__Listed records__:
■ ■ ■

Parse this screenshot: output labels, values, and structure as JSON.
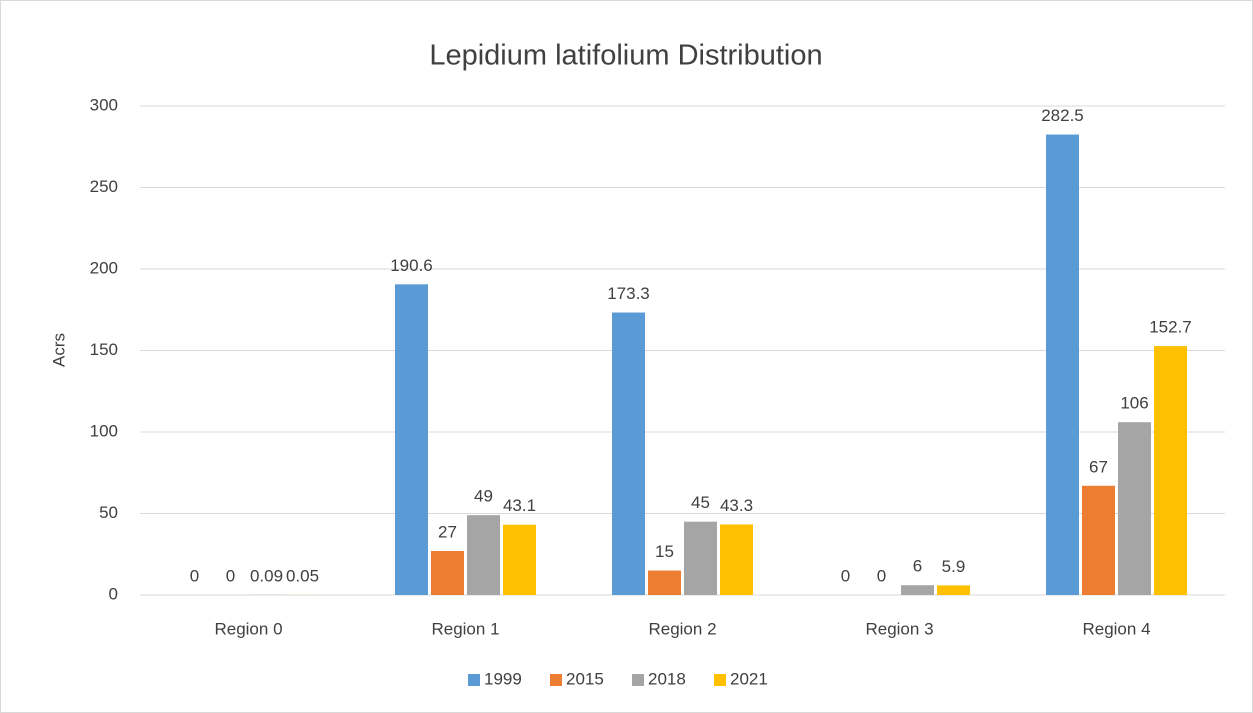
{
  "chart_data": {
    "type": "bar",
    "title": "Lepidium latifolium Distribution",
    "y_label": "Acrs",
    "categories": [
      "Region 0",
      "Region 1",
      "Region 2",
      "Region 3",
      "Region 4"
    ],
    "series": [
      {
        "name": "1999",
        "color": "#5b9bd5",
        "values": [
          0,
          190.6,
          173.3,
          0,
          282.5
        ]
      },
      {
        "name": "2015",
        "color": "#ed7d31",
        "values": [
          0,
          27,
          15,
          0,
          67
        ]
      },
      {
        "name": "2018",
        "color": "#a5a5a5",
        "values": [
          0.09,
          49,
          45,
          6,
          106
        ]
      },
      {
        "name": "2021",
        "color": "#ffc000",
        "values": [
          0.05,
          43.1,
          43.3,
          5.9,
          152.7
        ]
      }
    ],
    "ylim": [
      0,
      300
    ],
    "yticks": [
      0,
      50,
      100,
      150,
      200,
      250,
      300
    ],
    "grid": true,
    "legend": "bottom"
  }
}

■ ■ ■

__Problem__:
Copy all lines from the data that hold the word "Region".

__Result for this exercise__:
      "Region 0",
      "Region 1",
      "Region 2",
      "Region 3",
      "Region 4"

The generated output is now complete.